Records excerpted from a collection
>>>
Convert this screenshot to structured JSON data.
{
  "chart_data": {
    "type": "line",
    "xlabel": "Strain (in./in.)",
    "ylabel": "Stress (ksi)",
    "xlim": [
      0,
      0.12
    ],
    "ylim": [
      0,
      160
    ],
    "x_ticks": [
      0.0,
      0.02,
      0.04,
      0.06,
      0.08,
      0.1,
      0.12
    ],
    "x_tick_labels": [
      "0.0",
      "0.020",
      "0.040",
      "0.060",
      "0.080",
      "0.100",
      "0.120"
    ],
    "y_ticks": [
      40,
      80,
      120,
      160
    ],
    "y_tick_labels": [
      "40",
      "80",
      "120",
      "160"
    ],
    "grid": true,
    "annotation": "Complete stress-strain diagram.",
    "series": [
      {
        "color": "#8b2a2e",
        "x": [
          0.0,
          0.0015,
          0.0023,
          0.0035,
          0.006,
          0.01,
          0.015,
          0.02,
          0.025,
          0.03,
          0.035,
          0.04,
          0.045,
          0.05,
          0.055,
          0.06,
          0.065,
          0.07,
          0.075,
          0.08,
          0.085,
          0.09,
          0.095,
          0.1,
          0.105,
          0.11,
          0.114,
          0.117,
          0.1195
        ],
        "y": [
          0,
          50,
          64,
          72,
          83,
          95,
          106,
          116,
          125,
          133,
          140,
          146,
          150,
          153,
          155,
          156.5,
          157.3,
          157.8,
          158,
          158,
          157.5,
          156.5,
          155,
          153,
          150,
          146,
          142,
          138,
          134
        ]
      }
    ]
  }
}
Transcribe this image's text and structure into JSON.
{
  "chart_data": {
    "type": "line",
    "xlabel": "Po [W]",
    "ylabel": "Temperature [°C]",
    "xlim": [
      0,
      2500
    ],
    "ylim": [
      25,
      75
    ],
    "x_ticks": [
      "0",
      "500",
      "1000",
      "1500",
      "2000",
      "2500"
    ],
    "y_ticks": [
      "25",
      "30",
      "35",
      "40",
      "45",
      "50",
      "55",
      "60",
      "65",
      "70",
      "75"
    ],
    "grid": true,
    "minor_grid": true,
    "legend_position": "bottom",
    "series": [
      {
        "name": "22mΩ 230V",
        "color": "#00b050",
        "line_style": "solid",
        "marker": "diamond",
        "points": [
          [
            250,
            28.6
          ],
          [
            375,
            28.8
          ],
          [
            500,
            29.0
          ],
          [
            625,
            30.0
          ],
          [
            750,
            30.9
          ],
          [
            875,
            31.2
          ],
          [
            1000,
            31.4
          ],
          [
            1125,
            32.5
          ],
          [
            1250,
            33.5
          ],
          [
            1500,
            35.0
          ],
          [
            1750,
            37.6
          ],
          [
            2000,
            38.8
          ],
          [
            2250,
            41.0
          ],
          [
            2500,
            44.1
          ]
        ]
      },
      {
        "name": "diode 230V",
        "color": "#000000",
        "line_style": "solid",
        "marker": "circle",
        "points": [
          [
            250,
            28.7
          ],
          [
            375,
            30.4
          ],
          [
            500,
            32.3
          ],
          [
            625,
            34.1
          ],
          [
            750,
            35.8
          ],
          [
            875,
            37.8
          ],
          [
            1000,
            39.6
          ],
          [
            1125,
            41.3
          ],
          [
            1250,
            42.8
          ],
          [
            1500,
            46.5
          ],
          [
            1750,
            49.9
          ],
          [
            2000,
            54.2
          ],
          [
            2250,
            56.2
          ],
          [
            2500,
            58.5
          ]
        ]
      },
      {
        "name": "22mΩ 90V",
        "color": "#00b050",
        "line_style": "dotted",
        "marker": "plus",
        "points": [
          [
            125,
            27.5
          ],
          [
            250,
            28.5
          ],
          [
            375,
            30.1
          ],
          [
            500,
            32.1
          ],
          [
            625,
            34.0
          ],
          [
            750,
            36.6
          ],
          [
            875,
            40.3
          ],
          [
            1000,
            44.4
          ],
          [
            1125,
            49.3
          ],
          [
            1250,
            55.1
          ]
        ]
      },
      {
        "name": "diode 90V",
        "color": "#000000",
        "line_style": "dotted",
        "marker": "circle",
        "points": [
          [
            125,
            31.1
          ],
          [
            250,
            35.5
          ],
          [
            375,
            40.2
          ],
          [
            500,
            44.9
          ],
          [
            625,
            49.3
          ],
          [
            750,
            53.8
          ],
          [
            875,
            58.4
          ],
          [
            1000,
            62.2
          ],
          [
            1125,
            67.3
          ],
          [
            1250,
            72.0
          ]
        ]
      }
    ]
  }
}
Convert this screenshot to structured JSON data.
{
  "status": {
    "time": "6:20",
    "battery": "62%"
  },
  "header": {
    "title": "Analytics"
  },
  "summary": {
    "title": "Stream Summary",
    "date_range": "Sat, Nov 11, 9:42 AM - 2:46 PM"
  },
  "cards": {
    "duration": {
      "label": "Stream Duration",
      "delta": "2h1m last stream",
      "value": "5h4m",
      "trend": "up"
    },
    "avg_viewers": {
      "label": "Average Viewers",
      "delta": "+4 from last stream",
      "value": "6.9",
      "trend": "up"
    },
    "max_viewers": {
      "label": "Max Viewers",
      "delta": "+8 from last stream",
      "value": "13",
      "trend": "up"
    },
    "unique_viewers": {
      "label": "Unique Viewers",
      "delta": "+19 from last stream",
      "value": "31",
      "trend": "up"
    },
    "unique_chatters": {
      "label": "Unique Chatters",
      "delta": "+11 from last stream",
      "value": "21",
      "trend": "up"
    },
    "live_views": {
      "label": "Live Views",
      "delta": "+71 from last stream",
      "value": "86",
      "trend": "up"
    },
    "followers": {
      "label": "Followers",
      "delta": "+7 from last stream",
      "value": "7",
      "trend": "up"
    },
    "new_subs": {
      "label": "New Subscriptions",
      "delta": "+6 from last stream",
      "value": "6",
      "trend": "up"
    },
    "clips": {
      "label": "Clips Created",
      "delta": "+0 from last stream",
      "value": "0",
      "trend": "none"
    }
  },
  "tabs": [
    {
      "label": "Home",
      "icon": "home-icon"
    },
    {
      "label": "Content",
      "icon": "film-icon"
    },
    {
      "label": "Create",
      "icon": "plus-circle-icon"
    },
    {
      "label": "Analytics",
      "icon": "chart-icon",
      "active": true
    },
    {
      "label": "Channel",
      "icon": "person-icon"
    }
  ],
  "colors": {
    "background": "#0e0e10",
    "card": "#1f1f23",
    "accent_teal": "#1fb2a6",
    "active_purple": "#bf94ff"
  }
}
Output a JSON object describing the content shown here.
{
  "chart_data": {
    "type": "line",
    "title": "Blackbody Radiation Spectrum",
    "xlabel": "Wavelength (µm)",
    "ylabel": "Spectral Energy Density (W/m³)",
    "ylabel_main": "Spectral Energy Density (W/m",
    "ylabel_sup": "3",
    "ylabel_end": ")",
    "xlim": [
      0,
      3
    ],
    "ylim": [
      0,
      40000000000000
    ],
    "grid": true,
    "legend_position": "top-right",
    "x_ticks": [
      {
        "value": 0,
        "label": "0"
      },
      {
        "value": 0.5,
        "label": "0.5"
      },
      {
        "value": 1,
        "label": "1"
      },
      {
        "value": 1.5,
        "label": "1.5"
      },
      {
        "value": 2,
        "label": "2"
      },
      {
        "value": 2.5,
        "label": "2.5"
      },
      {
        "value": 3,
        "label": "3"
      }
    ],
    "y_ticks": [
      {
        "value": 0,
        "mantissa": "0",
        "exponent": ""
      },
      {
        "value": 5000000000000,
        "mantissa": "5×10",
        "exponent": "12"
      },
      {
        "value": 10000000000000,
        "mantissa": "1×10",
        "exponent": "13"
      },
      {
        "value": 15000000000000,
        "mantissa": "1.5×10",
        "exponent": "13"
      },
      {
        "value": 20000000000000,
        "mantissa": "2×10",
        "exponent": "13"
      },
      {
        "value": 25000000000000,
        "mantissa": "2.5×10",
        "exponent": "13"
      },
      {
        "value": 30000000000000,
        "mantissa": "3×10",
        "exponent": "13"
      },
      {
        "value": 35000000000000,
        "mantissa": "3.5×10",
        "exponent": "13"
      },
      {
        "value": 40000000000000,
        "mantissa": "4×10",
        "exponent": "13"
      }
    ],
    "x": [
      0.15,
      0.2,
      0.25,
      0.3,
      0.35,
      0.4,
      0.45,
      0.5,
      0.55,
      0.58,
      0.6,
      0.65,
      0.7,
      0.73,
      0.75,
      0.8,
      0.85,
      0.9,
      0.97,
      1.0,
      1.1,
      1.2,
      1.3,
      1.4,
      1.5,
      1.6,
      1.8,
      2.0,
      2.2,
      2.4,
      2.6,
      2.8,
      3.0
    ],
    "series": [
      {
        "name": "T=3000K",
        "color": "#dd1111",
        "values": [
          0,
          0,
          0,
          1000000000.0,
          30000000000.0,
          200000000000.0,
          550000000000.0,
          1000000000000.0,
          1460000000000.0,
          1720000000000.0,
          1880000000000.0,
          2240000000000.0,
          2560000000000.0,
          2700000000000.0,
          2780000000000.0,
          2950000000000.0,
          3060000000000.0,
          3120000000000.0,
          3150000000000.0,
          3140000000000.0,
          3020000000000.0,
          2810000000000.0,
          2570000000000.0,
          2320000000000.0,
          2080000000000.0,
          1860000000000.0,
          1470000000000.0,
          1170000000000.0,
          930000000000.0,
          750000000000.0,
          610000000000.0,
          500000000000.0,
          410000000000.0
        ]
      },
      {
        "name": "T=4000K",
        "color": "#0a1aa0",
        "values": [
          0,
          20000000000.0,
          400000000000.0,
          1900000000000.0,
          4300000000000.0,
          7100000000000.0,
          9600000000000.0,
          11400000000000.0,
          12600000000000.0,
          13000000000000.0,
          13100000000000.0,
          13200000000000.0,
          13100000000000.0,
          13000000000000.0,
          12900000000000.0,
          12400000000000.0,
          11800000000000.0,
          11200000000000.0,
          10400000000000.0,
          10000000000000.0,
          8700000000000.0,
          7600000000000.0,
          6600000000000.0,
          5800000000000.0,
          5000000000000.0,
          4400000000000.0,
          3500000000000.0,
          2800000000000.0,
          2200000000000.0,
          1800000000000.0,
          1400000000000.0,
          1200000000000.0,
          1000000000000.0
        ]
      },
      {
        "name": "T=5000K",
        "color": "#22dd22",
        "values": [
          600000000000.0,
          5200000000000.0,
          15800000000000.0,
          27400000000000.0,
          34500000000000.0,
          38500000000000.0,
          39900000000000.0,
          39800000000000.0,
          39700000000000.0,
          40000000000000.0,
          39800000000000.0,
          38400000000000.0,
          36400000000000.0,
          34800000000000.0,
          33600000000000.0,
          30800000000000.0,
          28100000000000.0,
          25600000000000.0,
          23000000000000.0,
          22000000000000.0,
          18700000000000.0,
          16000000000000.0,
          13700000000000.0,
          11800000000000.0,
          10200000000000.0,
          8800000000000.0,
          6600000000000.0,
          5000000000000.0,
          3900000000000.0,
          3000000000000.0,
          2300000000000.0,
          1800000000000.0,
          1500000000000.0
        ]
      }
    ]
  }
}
<<<
GIVEN REQUEST: List each line of the records that holds the string "delta".

TASK SOLUTION:
      "delta": "2h1m last stream",
      "delta": "+4 from last stream",
      "delta": "+8 from last stream",
      "delta": "+19 from last stream",
      "delta": "+11 from last stream",
      "delta": "+71 from last stream",
      "delta": "+7 from last stream",
      "delta": "+6 from last stream",
      "delta": "+0 from last stream",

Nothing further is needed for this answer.